» **GIVEN ENTRIES**:
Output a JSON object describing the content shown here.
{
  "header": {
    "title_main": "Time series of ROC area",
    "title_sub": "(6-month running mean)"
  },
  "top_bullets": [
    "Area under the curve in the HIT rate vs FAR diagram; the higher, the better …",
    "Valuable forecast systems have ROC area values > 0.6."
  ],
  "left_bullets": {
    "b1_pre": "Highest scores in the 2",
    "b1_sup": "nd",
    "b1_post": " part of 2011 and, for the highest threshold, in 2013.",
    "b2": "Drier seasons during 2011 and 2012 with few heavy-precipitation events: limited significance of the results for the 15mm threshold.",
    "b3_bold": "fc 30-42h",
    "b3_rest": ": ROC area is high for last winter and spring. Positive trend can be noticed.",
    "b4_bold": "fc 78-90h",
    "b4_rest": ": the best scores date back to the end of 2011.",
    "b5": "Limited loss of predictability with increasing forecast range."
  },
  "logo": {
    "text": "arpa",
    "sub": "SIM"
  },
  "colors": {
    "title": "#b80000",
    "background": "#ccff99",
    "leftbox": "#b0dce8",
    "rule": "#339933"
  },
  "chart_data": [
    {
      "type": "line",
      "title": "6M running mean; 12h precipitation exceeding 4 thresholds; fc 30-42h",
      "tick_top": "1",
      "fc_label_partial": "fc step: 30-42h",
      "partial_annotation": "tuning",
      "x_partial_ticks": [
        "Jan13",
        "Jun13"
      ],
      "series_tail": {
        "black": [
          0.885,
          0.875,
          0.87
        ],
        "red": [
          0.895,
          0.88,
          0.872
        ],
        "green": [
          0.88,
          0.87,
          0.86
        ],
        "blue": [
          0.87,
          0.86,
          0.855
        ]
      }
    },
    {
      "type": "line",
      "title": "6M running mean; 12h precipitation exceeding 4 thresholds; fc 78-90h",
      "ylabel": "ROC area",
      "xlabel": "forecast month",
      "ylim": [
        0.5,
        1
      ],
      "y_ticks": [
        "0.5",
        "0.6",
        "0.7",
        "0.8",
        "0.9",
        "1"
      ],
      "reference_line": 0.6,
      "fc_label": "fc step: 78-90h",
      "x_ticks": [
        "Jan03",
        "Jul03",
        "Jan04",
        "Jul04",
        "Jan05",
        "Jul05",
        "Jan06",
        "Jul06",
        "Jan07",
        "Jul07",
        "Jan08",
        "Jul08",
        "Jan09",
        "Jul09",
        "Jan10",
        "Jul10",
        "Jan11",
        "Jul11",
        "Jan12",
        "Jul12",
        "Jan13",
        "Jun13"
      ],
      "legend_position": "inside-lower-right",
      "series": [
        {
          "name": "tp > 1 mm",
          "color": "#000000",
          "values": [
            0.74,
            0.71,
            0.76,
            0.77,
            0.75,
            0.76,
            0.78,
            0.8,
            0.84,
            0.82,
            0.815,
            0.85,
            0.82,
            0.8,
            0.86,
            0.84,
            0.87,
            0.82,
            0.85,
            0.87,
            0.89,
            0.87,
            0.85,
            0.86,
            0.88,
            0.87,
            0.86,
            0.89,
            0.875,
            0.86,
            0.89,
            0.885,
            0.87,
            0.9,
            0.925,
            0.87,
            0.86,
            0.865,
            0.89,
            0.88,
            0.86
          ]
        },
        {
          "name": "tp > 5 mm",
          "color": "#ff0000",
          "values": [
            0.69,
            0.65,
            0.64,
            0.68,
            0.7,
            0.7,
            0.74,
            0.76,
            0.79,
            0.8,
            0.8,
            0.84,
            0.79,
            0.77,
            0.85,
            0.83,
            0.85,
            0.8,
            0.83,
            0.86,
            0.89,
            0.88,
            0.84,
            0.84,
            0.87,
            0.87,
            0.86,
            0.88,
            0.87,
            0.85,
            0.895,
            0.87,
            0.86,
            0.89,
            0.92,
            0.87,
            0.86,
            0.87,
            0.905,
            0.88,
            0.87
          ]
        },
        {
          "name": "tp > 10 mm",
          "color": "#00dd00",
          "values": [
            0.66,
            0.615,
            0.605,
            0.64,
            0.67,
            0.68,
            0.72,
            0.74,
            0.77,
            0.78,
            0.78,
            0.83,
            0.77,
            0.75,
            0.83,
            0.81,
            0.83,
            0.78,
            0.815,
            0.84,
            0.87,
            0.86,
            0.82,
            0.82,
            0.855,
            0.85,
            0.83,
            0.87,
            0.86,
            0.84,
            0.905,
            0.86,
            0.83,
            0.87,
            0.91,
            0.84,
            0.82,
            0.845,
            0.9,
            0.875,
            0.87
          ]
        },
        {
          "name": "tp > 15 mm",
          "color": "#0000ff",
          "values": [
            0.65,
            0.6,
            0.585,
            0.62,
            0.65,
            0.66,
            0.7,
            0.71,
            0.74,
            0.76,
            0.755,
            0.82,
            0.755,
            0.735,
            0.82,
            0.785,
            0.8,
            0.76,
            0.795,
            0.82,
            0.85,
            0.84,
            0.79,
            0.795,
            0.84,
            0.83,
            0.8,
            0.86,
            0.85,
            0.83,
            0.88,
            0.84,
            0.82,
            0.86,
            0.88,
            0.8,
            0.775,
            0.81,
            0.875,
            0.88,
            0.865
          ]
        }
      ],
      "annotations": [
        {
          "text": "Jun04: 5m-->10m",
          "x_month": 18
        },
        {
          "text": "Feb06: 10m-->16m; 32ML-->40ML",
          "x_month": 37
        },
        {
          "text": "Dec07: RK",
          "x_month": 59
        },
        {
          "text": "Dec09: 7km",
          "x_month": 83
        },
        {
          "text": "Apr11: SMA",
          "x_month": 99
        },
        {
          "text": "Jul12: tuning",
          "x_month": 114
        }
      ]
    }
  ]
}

» **WHAT YOU ARE ASKED TO DO**: Retype the records that precede this task, keeping them exactly the same.

» **REPLY**:
Output a JSON object describing the content shown here.
{
  "header": {
    "title_main": "Time series of ROC area",
    "title_sub": "(6-month running mean)"
  },
  "top_bullets": [
    "Area under the curve in the HIT rate vs FAR diagram; the higher, the better …",
    "Valuable forecast systems have ROC area values > 0.6."
  ],
  "left_bullets": {
    "b1_pre": "Highest scores in the 2",
    "b1_sup": "nd",
    "b1_post": " part of 2011 and, for the highest threshold, in 2013.",
    "b2": "Drier seasons during 2011 and 2012 with few heavy-precipitation events: limited significance of the results for the 15mm threshold.",
    "b3_bold": "fc 30-42h",
    "b3_rest": ": ROC area is high for last winter and spring. Positive trend can be noticed.",
    "b4_bold": "fc 78-90h",
    "b4_rest": ": the best scores date back to the end of 2011.",
    "b5": "Limited loss of predictability with increasing forecast range."
  },
  "logo": {
    "text": "arpa",
    "sub": "SIM"
  },
  "colors": {
    "title": "#b80000",
    "background": "#ccff99",
    "leftbox": "#b0dce8",
    "rule": "#339933"
  },
  "chart_data": [
    {
      "type": "line",
      "title": "6M running mean; 12h precipitation exceeding 4 thresholds; fc 30-42h",
      "tick_top": "1",
      "fc_label_partial": "fc step: 30-42h",
      "partial_annotation": "tuning",
      "x_partial_ticks": [
        "Jan13",
        "Jun13"
      ],
      "series_tail": {
        "black": [
          0.885,
          0.875,
          0.87
        ],
        "red": [
          0.895,
          0.88,
          0.872
        ],
        "green": [
          0.88,
          0.87,
          0.86
        ],
        "blue": [
          0.87,
          0.86,
          0.855
        ]
      }
    },
    {
      "type": "line",
      "title": "6M running mean; 12h precipitation exceeding 4 thresholds; fc 78-90h",
      "ylabel": "ROC area",
      "xlabel": "forecast month",
      "ylim": [
        0.5,
        1
      ],
      "y_ticks": [
        "0.5",
        "0.6",
        "0.7",
        "0.8",
        "0.9",
        "1"
      ],
      "reference_line": 0.6,
      "fc_label": "fc step: 78-90h",
      "x_ticks": [
        "Jan03",
        "Jul03",
        "Jan04",
        "Jul04",
        "Jan05",
        "Jul05",
        "Jan06",
        "Jul06",
        "Jan07",
        "Jul07",
        "Jan08",
        "Jul08",
        "Jan09",
        "Jul09",
        "Jan10",
        "Jul10",
        "Jan11",
        "Jul11",
        "Jan12",
        "Jul12",
        "Jan13",
        "Jun13"
      ],
      "legend_position": "inside-lower-right",
      "series": [
        {
          "name": "tp > 1 mm",
          "color": "#000000",
          "values": [
            0.74,
            0.71,
            0.76,
            0.77,
            0.75,
            0.76,
            0.78,
            0.8,
            0.84,
            0.82,
            0.815,
            0.85,
            0.82,
            0.8,
            0.86,
            0.84,
            0.87,
            0.82,
            0.85,
            0.87,
            0.89,
            0.87,
            0.85,
            0.86,
            0.88,
            0.87,
            0.86,
            0.89,
            0.875,
            0.86,
            0.89,
            0.885,
            0.87,
            0.9,
            0.925,
            0.87,
            0.86,
            0.865,
            0.89,
            0.88,
            0.86
          ]
        },
        {
          "name": "tp > 5 mm",
          "color": "#ff0000",
          "values": [
            0.69,
            0.65,
            0.64,
            0.68,
            0.7,
            0.7,
            0.74,
            0.76,
            0.79,
            0.8,
            0.8,
            0.84,
            0.79,
            0.77,
            0.85,
            0.83,
            0.85,
            0.8,
            0.83,
            0.86,
            0.89,
            0.88,
            0.84,
            0.84,
            0.87,
            0.87,
            0.86,
            0.88,
            0.87,
            0.85,
            0.895,
            0.87,
            0.86,
            0.89,
            0.92,
            0.87,
            0.86,
            0.87,
            0.905,
            0.88,
            0.87
          ]
        },
        {
          "name": "tp > 10 mm",
          "color": "#00dd00",
          "values": [
            0.66,
            0.615,
            0.605,
            0.64,
            0.67,
            0.68,
            0.72,
            0.74,
            0.77,
            0.78,
            0.78,
            0.83,
            0.77,
            0.75,
            0.83,
            0.81,
            0.83,
            0.78,
            0.815,
            0.84,
            0.87,
            0.86,
            0.82,
            0.82,
            0.855,
            0.85,
            0.83,
            0.87,
            0.86,
            0.84,
            0.905,
            0.86,
            0.83,
            0.87,
            0.91,
            0.84,
            0.82,
            0.845,
            0.9,
            0.875,
            0.87
          ]
        },
        {
          "name": "tp > 15 mm",
          "color": "#0000ff",
          "values": [
            0.65,
            0.6,
            0.585,
            0.62,
            0.65,
            0.66,
            0.7,
            0.71,
            0.74,
            0.76,
            0.755,
            0.82,
            0.755,
            0.735,
            0.82,
            0.785,
            0.8,
            0.76,
            0.795,
            0.82,
            0.85,
            0.84,
            0.79,
            0.795,
            0.84,
            0.83,
            0.8,
            0.86,
            0.85,
            0.83,
            0.88,
            0.84,
            0.82,
            0.86,
            0.88,
            0.8,
            0.775,
            0.81,
            0.875,
            0.88,
            0.865
          ]
        }
      ],
      "annotations": [
        {
          "text": "Jun04: 5m-->10m",
          "x_month": 18
        },
        {
          "text": "Feb06: 10m-->16m; 32ML-->40ML",
          "x_month": 37
        },
        {
          "text": "Dec07: RK",
          "x_month": 59
        },
        {
          "text": "Dec09: 7km",
          "x_month": 83
        },
        {
          "text": "Apr11: SMA",
          "x_month": 99
        },
        {
          "text": "Jul12: tuning",
          "x_month": 114
        }
      ]
    }
  ]
}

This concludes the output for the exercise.